>> START Material for this task

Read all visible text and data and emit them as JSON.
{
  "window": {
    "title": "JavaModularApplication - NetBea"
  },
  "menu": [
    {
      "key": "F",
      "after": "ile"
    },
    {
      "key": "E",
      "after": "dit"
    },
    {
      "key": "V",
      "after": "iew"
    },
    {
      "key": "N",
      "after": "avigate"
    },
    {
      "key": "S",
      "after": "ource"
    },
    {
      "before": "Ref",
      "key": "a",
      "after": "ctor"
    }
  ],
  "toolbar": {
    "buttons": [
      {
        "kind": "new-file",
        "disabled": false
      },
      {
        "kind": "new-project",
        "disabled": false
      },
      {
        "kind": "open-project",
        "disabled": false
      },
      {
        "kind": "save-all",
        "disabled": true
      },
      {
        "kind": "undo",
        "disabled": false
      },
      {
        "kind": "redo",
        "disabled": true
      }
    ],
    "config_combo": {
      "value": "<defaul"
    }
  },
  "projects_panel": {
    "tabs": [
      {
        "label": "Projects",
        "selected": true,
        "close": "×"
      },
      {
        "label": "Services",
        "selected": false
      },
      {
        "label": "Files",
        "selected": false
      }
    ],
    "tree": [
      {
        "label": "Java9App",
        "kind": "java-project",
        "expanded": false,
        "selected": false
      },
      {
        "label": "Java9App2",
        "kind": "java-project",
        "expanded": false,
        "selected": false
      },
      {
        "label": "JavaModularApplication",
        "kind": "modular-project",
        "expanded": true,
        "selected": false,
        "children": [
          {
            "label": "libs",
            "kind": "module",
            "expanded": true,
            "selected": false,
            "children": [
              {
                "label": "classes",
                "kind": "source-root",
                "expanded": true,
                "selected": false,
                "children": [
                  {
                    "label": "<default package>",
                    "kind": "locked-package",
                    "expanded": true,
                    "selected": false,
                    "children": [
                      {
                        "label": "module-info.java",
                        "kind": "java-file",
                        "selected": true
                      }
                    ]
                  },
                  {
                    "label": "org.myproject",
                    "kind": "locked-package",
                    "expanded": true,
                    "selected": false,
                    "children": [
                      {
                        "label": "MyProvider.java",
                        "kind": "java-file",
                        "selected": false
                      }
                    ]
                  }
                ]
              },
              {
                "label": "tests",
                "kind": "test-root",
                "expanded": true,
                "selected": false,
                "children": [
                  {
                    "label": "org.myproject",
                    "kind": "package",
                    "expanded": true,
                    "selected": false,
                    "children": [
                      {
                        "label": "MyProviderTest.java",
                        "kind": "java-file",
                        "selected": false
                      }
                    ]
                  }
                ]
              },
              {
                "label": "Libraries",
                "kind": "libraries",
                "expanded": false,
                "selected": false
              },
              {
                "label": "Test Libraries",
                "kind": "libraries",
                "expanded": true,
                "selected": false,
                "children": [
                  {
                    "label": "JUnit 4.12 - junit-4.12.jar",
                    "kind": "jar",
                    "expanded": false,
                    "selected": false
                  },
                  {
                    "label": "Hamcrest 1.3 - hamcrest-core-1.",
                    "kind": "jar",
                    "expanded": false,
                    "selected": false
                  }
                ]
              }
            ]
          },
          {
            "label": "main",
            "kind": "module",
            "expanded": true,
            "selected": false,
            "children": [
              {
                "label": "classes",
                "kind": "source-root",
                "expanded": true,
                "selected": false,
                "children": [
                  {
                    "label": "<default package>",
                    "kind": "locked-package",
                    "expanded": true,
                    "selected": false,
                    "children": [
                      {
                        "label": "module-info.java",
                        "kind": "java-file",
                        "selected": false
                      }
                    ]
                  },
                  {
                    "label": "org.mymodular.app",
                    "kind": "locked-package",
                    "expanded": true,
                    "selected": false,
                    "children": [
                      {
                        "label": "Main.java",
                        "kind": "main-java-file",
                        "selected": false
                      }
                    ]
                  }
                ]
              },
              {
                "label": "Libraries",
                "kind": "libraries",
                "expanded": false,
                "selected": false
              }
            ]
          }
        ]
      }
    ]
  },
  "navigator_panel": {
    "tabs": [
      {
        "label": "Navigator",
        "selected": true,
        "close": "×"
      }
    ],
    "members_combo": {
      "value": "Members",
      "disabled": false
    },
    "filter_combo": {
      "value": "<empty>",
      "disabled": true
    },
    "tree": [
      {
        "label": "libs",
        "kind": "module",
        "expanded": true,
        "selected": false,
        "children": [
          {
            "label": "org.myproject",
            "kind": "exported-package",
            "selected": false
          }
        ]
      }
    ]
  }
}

>> END Material for this task

Give only the number of lines in the entries above that hold the string "after".

6